▼▼▼

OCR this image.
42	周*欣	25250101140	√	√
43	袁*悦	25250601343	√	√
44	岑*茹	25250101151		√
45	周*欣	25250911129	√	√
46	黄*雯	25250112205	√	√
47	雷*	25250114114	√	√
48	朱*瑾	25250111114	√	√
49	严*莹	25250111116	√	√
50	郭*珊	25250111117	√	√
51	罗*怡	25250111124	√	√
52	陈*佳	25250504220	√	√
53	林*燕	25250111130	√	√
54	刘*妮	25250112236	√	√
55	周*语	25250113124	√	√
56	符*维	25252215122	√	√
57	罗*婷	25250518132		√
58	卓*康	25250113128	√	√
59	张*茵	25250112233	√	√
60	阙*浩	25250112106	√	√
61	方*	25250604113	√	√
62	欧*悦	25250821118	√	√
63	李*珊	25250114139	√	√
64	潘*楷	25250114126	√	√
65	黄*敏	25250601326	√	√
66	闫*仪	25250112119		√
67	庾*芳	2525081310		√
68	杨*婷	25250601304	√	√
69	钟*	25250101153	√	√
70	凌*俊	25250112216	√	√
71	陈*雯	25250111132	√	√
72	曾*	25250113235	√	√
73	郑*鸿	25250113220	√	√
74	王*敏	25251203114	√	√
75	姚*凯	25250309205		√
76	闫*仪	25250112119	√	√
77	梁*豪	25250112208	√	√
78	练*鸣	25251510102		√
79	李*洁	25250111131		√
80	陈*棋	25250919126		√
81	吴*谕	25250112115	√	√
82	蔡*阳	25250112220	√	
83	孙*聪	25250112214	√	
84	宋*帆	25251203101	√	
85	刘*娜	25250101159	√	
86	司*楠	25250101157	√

▲▲▲

Repeat the preceding lines exactly, please, every one of them.

OCR this image.
42	周*欣	25250101140	√	√
43	袁*悦	25250601343	√	√
44	岑*茹	25250101151		√
45	周*欣	25250911129	√	√
46	黄*雯	25250112205	√	√
47	雷*	25250114114	√	√
48	朱*瑾	25250111114	√	√
49	严*莹	25250111116	√	√
50	郭*珊	25250111117	√	√
51	罗*怡	25250111124	√	√
52	陈*佳	25250504220	√	√
53	林*燕	25250111130	√	√
54	刘*妮	25250112236	√	√
55	周*语	25250113124	√	√
56	符*维	25252215122	√	√
57	罗*婷	25250518132		√
58	卓*康	25250113128	√	√
59	张*茵	25250112233	√	√
60	阙*浩	25250112106	√	√
61	方*	25250604113	√	√
62	欧*悦	25250821118	√	√
63	李*珊	25250114139	√	√
64	潘*楷	25250114126	√	√
65	黄*敏	25250601326	√	√
66	闫*仪	25250112119		√
67	庾*芳	2525081310		√
68	杨*婷	25250601304	√	√
69	钟*	25250101153	√	√
70	凌*俊	25250112216	√	√
71	陈*雯	25250111132	√	√
72	曾*	25250113235	√	√
73	郑*鸿	25250113220	√	√
74	王*敏	25251203114	√	√
75	姚*凯	25250309205		√
76	闫*仪	25250112119	√	√
77	梁*豪	25250112208	√	√
78	练*鸣	25251510102		√
79	李*洁	25250111131		√
80	陈*棋	25250919126		√
81	吴*谕	25250112115	√	√
82	蔡*阳	25250112220	√	
83	孙*聪	25250112214	√	
84	宋*帆	25251203101	√	
85	刘*娜	25250101159	√	
86	司*楠	25250101157	√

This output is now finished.